Stored data entries:
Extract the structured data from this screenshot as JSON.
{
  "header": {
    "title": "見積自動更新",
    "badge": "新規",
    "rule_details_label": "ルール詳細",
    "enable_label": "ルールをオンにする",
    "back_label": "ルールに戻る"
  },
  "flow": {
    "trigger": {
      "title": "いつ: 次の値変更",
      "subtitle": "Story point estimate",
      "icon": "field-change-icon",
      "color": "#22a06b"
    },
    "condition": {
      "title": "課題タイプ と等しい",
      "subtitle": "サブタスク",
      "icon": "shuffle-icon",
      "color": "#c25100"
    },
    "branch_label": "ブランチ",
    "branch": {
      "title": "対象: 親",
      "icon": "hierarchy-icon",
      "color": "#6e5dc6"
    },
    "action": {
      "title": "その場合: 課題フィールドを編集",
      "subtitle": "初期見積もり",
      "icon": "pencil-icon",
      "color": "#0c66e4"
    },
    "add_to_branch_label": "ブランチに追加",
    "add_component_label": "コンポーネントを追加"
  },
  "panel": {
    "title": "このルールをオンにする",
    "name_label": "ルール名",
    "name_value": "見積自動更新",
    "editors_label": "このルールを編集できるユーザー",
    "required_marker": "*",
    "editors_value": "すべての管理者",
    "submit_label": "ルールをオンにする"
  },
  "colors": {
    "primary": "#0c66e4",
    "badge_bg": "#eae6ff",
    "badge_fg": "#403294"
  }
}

### Problem requirements
Go through the material and copy out every line with "subtitle" in it.

### Solution for this task
      "subtitle": "Story point estimate",
      "subtitle": "サブタスク",
      "subtitle": "初期見積もり",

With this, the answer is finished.